Wednesday 18 April 2007

Learned Helplessness

I was watching my beloved football team (Richmond in the Australian Football League if you haven't seen an earlier blog on "Leaderful" Teams) last Friday night.

Well ... they remain beloved, but they are less than successful just at the moment ... but that's not so relevant.

While I was having my football supporter's heart broken again, I was really struck by the reactions of some of the opposition team (Collingwood) supporters sitting around me.

Remarkably enough, up to half time Richmond were leading comfortably. The reaction from the other team's supporters I found fascinating. Why? Largely because so many of them were young children or teenagers.

As their team slipped further behind in the game, their support turned rapidly into condemnation for ... yes, you might have guessed - the umpires.

Most sports fans hate getting beaten, but there can be a number of reasons why your team does get defeated. Here's just some:

* Your team's simply not good enough.
* The opposition are playing better than your team.
* The playing conditions (heat, rain, snow or whatever) don't suit your team.

---

STATED PROBLEM 1
Return the passage of the learned helplessness post from "Wednesday 18 April" to "not so relevant.".
STATED PROBLEM 2
Resume the learned helplessness post, starting right after its last sentence.
The records that come next are separate material.

(Labeled box records)

---

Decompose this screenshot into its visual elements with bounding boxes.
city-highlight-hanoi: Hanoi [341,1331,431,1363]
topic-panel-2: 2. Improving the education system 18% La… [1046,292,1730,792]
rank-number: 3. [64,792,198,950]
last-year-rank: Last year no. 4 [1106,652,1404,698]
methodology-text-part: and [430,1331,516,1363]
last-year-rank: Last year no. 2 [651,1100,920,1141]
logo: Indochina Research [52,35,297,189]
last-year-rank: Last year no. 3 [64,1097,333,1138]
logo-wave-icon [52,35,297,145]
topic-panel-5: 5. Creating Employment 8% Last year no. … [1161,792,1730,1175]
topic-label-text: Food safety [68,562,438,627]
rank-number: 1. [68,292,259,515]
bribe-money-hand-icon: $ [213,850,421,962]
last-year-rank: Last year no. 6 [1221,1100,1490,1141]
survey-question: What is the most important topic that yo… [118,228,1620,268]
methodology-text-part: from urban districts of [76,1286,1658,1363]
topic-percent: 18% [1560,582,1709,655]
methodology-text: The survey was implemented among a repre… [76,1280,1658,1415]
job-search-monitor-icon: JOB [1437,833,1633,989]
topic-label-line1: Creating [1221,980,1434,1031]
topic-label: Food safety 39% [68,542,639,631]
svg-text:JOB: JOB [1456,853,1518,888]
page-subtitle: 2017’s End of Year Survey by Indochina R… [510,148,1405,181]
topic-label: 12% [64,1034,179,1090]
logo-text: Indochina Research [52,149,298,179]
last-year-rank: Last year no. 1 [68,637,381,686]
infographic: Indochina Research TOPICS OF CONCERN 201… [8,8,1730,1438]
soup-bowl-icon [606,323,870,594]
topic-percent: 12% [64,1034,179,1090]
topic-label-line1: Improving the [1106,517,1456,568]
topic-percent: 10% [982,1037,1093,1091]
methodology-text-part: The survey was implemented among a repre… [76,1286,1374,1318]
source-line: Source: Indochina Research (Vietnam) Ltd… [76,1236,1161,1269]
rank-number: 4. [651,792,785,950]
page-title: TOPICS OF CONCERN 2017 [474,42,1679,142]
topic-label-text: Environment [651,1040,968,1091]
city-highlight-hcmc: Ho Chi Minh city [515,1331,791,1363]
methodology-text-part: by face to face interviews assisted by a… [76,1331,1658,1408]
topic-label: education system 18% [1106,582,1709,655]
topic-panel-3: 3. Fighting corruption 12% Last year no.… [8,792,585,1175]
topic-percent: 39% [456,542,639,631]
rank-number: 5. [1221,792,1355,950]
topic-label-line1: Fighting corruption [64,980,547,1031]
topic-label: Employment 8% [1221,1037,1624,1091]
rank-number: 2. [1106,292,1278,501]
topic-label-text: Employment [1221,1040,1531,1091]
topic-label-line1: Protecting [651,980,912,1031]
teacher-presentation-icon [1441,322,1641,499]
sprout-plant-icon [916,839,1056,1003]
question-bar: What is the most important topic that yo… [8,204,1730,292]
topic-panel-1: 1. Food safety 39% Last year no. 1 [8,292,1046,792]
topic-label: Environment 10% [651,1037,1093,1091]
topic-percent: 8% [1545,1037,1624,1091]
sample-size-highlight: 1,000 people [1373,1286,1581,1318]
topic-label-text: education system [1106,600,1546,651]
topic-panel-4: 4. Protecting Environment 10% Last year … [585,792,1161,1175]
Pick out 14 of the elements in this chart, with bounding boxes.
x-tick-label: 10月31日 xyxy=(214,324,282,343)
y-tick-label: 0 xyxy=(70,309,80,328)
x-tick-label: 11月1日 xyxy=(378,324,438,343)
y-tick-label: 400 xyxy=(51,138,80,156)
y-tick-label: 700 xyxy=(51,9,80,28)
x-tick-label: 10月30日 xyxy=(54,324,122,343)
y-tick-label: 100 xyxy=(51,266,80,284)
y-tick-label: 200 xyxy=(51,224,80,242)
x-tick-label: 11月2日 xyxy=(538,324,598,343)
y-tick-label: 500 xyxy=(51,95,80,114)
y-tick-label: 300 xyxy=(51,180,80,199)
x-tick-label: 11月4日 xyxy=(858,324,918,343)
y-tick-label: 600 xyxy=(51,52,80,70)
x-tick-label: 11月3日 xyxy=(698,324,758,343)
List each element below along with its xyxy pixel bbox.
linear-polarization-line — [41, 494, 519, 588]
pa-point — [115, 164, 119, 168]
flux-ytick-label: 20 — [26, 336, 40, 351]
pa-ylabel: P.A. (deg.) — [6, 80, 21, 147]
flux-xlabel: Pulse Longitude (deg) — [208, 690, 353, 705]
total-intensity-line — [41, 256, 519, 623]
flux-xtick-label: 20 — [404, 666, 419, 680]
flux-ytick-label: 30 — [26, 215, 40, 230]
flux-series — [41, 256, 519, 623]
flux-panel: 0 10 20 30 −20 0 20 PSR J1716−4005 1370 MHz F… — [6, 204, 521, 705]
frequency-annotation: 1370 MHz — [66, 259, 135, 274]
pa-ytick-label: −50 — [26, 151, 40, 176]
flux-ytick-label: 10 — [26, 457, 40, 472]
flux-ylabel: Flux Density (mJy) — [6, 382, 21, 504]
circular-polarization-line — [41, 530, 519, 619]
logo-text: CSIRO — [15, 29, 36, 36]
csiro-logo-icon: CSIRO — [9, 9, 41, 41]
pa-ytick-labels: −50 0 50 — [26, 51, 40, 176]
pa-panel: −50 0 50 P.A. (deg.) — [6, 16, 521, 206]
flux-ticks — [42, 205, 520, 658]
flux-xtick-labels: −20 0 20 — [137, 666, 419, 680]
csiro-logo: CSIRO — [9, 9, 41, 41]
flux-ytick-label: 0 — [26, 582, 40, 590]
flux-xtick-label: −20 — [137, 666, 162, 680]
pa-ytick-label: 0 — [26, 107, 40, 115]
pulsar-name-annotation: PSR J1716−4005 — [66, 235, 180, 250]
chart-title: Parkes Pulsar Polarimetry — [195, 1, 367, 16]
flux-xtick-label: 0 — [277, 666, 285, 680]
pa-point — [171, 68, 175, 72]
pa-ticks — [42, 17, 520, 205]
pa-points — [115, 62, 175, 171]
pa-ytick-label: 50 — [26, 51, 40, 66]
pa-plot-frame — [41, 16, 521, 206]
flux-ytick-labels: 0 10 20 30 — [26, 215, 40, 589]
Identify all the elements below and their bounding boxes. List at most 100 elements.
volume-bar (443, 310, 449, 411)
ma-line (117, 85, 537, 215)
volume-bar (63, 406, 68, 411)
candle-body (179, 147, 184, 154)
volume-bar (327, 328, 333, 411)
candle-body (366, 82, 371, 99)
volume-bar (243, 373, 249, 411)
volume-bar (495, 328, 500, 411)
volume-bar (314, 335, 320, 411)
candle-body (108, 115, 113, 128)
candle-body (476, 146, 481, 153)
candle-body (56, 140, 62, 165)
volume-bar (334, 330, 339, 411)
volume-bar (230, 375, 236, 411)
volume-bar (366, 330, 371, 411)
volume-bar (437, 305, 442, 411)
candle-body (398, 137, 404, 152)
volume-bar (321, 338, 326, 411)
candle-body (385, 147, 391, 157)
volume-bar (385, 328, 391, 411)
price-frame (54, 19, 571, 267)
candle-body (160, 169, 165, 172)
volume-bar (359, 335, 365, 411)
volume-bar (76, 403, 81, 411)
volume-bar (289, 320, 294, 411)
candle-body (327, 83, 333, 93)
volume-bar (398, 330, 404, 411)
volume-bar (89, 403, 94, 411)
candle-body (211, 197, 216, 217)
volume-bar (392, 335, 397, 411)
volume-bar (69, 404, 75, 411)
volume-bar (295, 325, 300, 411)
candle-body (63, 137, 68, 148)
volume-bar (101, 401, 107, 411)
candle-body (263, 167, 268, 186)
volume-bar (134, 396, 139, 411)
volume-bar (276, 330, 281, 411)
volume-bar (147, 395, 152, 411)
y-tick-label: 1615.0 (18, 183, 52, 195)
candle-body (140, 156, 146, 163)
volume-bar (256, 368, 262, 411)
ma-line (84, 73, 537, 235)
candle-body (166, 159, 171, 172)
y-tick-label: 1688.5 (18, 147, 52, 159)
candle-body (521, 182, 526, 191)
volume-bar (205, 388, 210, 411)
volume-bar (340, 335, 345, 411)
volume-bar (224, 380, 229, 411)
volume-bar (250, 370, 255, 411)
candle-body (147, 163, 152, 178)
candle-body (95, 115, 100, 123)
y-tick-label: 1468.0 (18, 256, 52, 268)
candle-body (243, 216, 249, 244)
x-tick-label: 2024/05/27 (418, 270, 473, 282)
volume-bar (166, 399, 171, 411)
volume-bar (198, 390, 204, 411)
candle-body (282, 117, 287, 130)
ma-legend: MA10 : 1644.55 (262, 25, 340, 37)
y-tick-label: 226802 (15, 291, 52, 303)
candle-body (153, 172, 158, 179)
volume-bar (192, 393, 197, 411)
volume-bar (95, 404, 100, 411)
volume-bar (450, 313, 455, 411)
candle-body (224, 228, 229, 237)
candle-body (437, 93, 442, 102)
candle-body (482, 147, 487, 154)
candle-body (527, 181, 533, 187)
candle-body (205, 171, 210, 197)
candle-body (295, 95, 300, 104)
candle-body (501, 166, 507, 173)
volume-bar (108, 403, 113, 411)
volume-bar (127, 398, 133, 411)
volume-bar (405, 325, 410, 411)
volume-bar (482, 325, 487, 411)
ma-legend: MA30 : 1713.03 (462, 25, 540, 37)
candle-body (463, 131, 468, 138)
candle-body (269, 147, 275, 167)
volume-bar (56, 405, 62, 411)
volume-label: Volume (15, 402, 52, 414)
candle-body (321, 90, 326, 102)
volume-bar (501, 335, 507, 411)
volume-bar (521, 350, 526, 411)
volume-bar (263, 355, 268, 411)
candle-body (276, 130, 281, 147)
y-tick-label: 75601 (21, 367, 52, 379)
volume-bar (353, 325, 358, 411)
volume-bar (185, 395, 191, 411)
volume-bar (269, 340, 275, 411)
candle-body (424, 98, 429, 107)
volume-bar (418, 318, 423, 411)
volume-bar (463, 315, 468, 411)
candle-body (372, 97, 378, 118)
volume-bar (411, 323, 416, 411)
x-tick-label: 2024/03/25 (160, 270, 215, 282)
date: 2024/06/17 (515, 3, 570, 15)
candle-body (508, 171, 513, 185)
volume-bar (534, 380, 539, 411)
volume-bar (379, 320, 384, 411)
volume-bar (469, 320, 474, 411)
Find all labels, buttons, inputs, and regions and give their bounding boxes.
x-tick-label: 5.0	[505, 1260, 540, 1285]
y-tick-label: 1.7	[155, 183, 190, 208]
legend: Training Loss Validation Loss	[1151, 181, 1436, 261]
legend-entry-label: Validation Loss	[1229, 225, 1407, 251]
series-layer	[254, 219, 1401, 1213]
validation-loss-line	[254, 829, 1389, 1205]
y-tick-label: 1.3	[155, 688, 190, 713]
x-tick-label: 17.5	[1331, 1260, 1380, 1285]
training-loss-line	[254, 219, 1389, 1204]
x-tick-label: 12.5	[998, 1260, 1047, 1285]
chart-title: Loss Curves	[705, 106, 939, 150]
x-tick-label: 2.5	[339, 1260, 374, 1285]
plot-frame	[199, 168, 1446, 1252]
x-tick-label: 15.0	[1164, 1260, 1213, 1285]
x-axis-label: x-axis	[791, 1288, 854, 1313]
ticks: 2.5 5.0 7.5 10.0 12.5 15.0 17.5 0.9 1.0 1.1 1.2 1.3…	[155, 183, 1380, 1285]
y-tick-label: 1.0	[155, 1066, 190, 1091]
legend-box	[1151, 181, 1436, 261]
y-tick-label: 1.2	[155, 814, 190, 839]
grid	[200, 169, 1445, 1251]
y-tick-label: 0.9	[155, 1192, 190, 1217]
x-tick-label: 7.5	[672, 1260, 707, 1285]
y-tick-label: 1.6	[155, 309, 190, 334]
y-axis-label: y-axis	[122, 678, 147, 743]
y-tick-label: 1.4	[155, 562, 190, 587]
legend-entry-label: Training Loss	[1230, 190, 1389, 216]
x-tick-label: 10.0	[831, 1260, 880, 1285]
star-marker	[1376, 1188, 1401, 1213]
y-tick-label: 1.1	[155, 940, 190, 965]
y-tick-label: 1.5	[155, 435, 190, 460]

---

EXERCISE OUTPUT 1
Wednesday 18 April 2007

Learned Helplessness

I was watching my beloved football team (Richmond in the Australian Football League if you haven't seen an earlier blog on "Leaderful" Teams) last Friday night.

Well ... they remain beloved, but they are less than successful just at the moment ... but that's not so relevant.

EXERCISE OUTPUT 2
Of course bad umpiring and refereeing do impact game day results. But, and it's a huge BUT ... it's pretty unlikely bad umpiring is the sole reason a team is being outplayed. Particularly in AFL where there are three field umpires, two goal umpires, two boundary umpires and a match referee. You'd have to be a real conspiracy theorist to believe in collusion to that extent!

So what?

What does yelling frustrations at the umpires at a sporting contest have to do with your business or organisation?

It seems to me that blaming the umpire has become far too convenient an excuse to avoid looking at the real reasons for underperformance. And this is a real danger for any organisation. If we can't honestly appraise our own performance and that of our business team, then we have a real problem.

And unfortunately, it seems that this is far more common than it ought to be.

Let's put it into the context of "learned helplessness". Wikipedia provides a useful definition of learned helplessness being:

... a psychological condition in which a human or animal has learned to believe that it is helpless. It thinks that it has no control over its situation and that whatever it does is futile. As a result it will stay passive when the situation is unpleasant or harmful and damaging.

(http://en.wikipedia.org/wiki/Learned_helplessness)

Some of those Collingwood fans were seemingly approaching their team's (sadly for me - temporary) poor on-field performance from the perspective that they, and by inference, their team, were helpless to the fate of the umpires. There was no point doing anything.

Learned helplessness in organisations and businesses is even more dangerous. if this type of behaviour continues to be reinforced and is not actively addressed, it can become a dangerous part of the organisational culture.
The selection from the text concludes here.